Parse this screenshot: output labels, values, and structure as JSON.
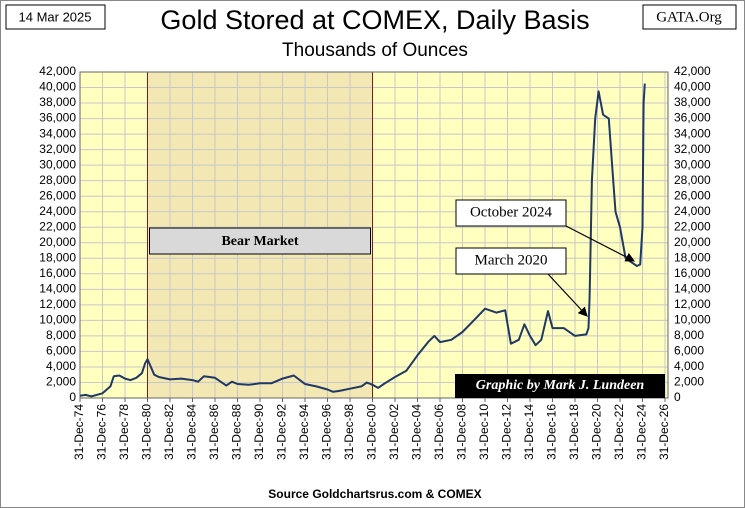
{
  "chart_data": {
    "type": "line",
    "title": "Gold Stored at COMEX, Daily Basis",
    "subtitle": "Thousands  of Ounces",
    "date_label": "14 Mar 2025",
    "site_label": "GATA.Org",
    "credit": "Graphic by Mark J. Lundeen",
    "source": "Source  Goldchartsrus.com  & COMEX",
    "annotations": [
      "October 2024",
      "March 2020"
    ],
    "bear_market": {
      "label": "Bear Market",
      "start": 1981,
      "end": 2001
    },
    "color": "#1f3864",
    "grid": true,
    "x": [
      1975.0,
      1975.5,
      1976.0,
      1977.0,
      1977.7,
      1978.0,
      1978.5,
      1979.0,
      1979.5,
      1980.0,
      1980.5,
      1980.8,
      1981.0,
      1981.3,
      1981.6,
      1982.0,
      1983.0,
      1984.0,
      1985.0,
      1985.5,
      1986.0,
      1987.0,
      1988.0,
      1988.5,
      1989.0,
      1990.0,
      1991.0,
      1992.0,
      1993.0,
      1994.0,
      1995.0,
      1996.0,
      1997.0,
      1997.5,
      1998.0,
      1999.0,
      2000.0,
      2000.5,
      2001.0,
      2001.5,
      2002.0,
      2003.0,
      2004.0,
      2005.0,
      2006.0,
      2006.5,
      2007.0,
      2008.0,
      2009.0,
      2010.0,
      2011.0,
      2012.0,
      2012.8,
      2013.3,
      2014.0,
      2014.5,
      2015.0,
      2015.5,
      2016.0,
      2016.6,
      2017.0,
      2018.0,
      2019.0,
      2020.0,
      2020.2,
      2020.3,
      2020.5,
      2020.8,
      2021.1,
      2021.5,
      2022.0,
      2022.3,
      2022.6,
      2023.0,
      2023.5,
      2024.0,
      2024.5,
      2024.8,
      2025.0,
      2025.1,
      2025.2
    ],
    "values": [
      300,
      400,
      200,
      600,
      1500,
      2800,
      2900,
      2500,
      2300,
      2600,
      3200,
      4500,
      5000,
      4000,
      3000,
      2700,
      2400,
      2500,
      2300,
      2100,
      2800,
      2600,
      1600,
      2100,
      1800,
      1700,
      1900,
      1900,
      2500,
      2900,
      1800,
      1500,
      1100,
      800,
      900,
      1200,
      1500,
      2000,
      1700,
      1300,
      1800,
      2700,
      3500,
      5500,
      7300,
      8000,
      7200,
      7500,
      8500,
      10000,
      11500,
      11000,
      11300,
      7000,
      7500,
      9500,
      8000,
      6800,
      7500,
      11200,
      9000,
      9000,
      8000,
      8200,
      9000,
      13000,
      28000,
      36000,
      39500,
      36500,
      36000,
      30000,
      24000,
      22000,
      18000,
      17500,
      17000,
      17200,
      22000,
      38000,
      40500
    ],
    "xlim": [
      1975,
      2027
    ],
    "xticks": [
      {
        "value": 1975,
        "label": "31-Dec-74"
      },
      {
        "value": 1977,
        "label": "31-Dec-76"
      },
      {
        "value": 1979,
        "label": "31-Dec-78"
      },
      {
        "value": 1981,
        "label": "31-Dec-80"
      },
      {
        "value": 1983,
        "label": "31-Dec-82"
      },
      {
        "value": 1985,
        "label": "31-Dec-84"
      },
      {
        "value": 1987,
        "label": "31-Dec-86"
      },
      {
        "value": 1989,
        "label": "31-Dec-88"
      },
      {
        "value": 1991,
        "label": "31-Dec-90"
      },
      {
        "value": 1993,
        "label": "31-Dec-92"
      },
      {
        "value": 1995,
        "label": "31-Dec-94"
      },
      {
        "value": 1997,
        "label": "31-Dec-96"
      },
      {
        "value": 1999,
        "label": "31-Dec-98"
      },
      {
        "value": 2001,
        "label": "31-Dec-00"
      },
      {
        "value": 2003,
        "label": "31-Dec-02"
      },
      {
        "value": 2005,
        "label": "31-Dec-04"
      },
      {
        "value": 2007,
        "label": "31-Dec-06"
      },
      {
        "value": 2009,
        "label": "31-Dec-08"
      },
      {
        "value": 2011,
        "label": "31-Dec-10"
      },
      {
        "value": 2013,
        "label": "31-Dec-12"
      },
      {
        "value": 2015,
        "label": "31-Dec-14"
      },
      {
        "value": 2017,
        "label": "31-Dec-16"
      },
      {
        "value": 2019,
        "label": "31-Dec-18"
      },
      {
        "value": 2021,
        "label": "31-Dec-20"
      },
      {
        "value": 2023,
        "label": "31-Dec-22"
      },
      {
        "value": 2025,
        "label": "31-Dec-24"
      },
      {
        "value": 2027,
        "label": "31-Dec-26"
      }
    ],
    "ylim": [
      0,
      42000
    ],
    "yticks": [
      0,
      {
        "value": 2000,
        "label": "2,000"
      },
      {
        "value": 4000,
        "label": "4,000"
      },
      {
        "value": 6000,
        "label": "6,000"
      },
      {
        "value": 8000,
        "label": "8,000"
      },
      {
        "value": 10000,
        "label": "10,000"
      },
      {
        "value": 12000,
        "label": "12,000"
      },
      {
        "value": 14000,
        "label": "14,000"
      },
      {
        "value": 16000,
        "label": "16,000"
      },
      {
        "value": 18000,
        "label": "18,000"
      },
      {
        "value": 20000,
        "label": "20,000"
      },
      {
        "value": 22000,
        "label": "22,000"
      },
      {
        "value": 24000,
        "label": "24,000"
      },
      {
        "value": 26000,
        "label": "26,000"
      },
      {
        "value": 28000,
        "label": "28,000"
      },
      {
        "value": 30000,
        "label": "30,000"
      },
      {
        "value": 32000,
        "label": "32,000"
      },
      {
        "value": 34000,
        "label": "34,000"
      },
      {
        "value": 36000,
        "label": "36,000"
      },
      {
        "value": 38000,
        "label": "38,000"
      },
      {
        "value": 40000,
        "label": "40,000"
      },
      {
        "value": 42000,
        "label": "42,000"
      }
    ]
  }
}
+---+
• [WHAT THE EXERCISE ASKS]:
Reproduce each record from above exactly; pictures do not belong in the copy.

• [RIGHT ANSWER]:
Parse this screenshot: output labels, values, and structure as JSON.
{
  "chart_data": {
    "type": "line",
    "title": "Gold Stored at COMEX, Daily Basis",
    "subtitle": "Thousands  of Ounces",
    "date_label": "14 Mar 2025",
    "site_label": "GATA.Org",
    "credit": "Graphic by Mark J. Lundeen",
    "source": "Source  Goldchartsrus.com  & COMEX",
    "annotations": [
      "October 2024",
      "March 2020"
    ],
    "bear_market": {
      "label": "Bear Market",
      "start": 1981,
      "end": 2001
    },
    "color": "#1f3864",
    "grid": true,
    "x": [
      1975.0,
      1975.5,
      1976.0,
      1977.0,
      1977.7,
      1978.0,
      1978.5,
      1979.0,
      1979.5,
      1980.0,
      1980.5,
      1980.8,
      1981.0,
      1981.3,
      1981.6,
      1982.0,
      1983.0,
      1984.0,
      1985.0,
      1985.5,
      1986.0,
      1987.0,
      1988.0,
      1988.5,
      1989.0,
      1990.0,
      1991.0,
      1992.0,
      1993.0,
      1994.0,
      1995.0,
      1996.0,
      1997.0,
      1997.5,
      1998.0,
      1999.0,
      2000.0,
      2000.5,
      2001.0,
      2001.5,
      2002.0,
      2003.0,
      2004.0,
      2005.0,
      2006.0,
      2006.5,
      2007.0,
      2008.0,
      2009.0,
      2010.0,
      2011.0,
      2012.0,
      2012.8,
      2013.3,
      2014.0,
      2014.5,
      2015.0,
      2015.5,
      2016.0,
      2016.6,
      2017.0,
      2018.0,
      2019.0,
      2020.0,
      2020.2,
      2020.3,
      2020.5,
      2020.8,
      2021.1,
      2021.5,
      2022.0,
      2022.3,
      2022.6,
      2023.0,
      2023.5,
      2024.0,
      2024.5,
      2024.8,
      2025.0,
      2025.1,
      2025.2
    ],
    "values": [
      300,
      400,
      200,
      600,
      1500,
      2800,
      2900,
      2500,
      2300,
      2600,
      3200,
      4500,
      5000,
      4000,
      3000,
      2700,
      2400,
      2500,
      2300,
      2100,
      2800,
      2600,
      1600,
      2100,
      1800,
      1700,
      1900,
      1900,
      2500,
      2900,
      1800,
      1500,
      1100,
      800,
      900,
      1200,
      1500,
      2000,
      1700,
      1300,
      1800,
      2700,
      3500,
      5500,
      7300,
      8000,
      7200,
      7500,
      8500,
      10000,
      11500,
      11000,
      11300,
      7000,
      7500,
      9500,
      8000,
      6800,
      7500,
      11200,
      9000,
      9000,
      8000,
      8200,
      9000,
      13000,
      28000,
      36000,
      39500,
      36500,
      36000,
      30000,
      24000,
      22000,
      18000,
      17500,
      17000,
      17200,
      22000,
      38000,
      40500
    ],
    "xlim": [
      1975,
      2027
    ],
    "xticks": [
      {
        "value": 1975,
        "label": "31-Dec-74"
      },
      {
        "value": 1977,
        "label": "31-Dec-76"
      },
      {
        "value": 1979,
        "label": "31-Dec-78"
      },
      {
        "value": 1981,
        "label": "31-Dec-80"
      },
      {
        "value": 1983,
        "label": "31-Dec-82"
      },
      {
        "value": 1985,
        "label": "31-Dec-84"
      },
      {
        "value": 1987,
        "label": "31-Dec-86"
      },
      {
        "value": 1989,
        "label": "31-Dec-88"
      },
      {
        "value": 1991,
        "label": "31-Dec-90"
      },
      {
        "value": 1993,
        "label": "31-Dec-92"
      },
      {
        "value": 1995,
        "label": "31-Dec-94"
      },
      {
        "value": 1997,
        "label": "31-Dec-96"
      },
      {
        "value": 1999,
        "label": "31-Dec-98"
      },
      {
        "value": 2001,
        "label": "31-Dec-00"
      },
      {
        "value": 2003,
        "label": "31-Dec-02"
      },
      {
        "value": 2005,
        "label": "31-Dec-04"
      },
      {
        "value": 2007,
        "label": "31-Dec-06"
      },
      {
        "value": 2009,
        "label": "31-Dec-08"
      },
      {
        "value": 2011,
        "label": "31-Dec-10"
      },
      {
        "value": 2013,
        "label": "31-Dec-12"
      },
      {
        "value": 2015,
        "label": "31-Dec-14"
      },
      {
        "value": 2017,
        "label": "31-Dec-16"
      },
      {
        "value": 2019,
        "label": "31-Dec-18"
      },
      {
        "value": 2021,
        "label": "31-Dec-20"
      },
      {
        "value": 2023,
        "label": "31-Dec-22"
      },
      {
        "value": 2025,
        "label": "31-Dec-24"
      },
      {
        "value": 2027,
        "label": "31-Dec-26"
      }
    ],
    "ylim": [
      0,
      42000
    ],
    "yticks": [
      0,
      {
        "value": 2000,
        "label": "2,000"
      },
      {
        "value": 4000,
        "label": "4,000"
      },
      {
        "value": 6000,
        "label": "6,000"
      },
      {
        "value": 8000,
        "label": "8,000"
      },
      {
        "value": 10000,
        "label": "10,000"
      },
      {
        "value": 12000,
        "label": "12,000"
      },
      {
        "value": 14000,
        "label": "14,000"
      },
      {
        "value": 16000,
        "label": "16,000"
      },
      {
        "value": 18000,
        "label": "18,000"
      },
      {
        "value": 20000,
        "label": "20,000"
      },
      {
        "value": 22000,
        "label": "22,000"
      },
      {
        "value": 24000,
        "label": "24,000"
      },
      {
        "value": 26000,
        "label": "26,000"
      },
      {
        "value": 28000,
        "label": "28,000"
      },
      {
        "value": 30000,
        "label": "30,000"
      },
      {
        "value": 32000,
        "label": "32,000"
      },
      {
        "value": 34000,
        "label": "34,000"
      },
      {
        "value": 36000,
        "label": "36,000"
      },
      {
        "value": 38000,
        "label": "38,000"
      },
      {
        "value": 40000,
        "label": "40,000"
      },
      {
        "value": 42000,
        "label": "42,000"
      }
    ]
  }
}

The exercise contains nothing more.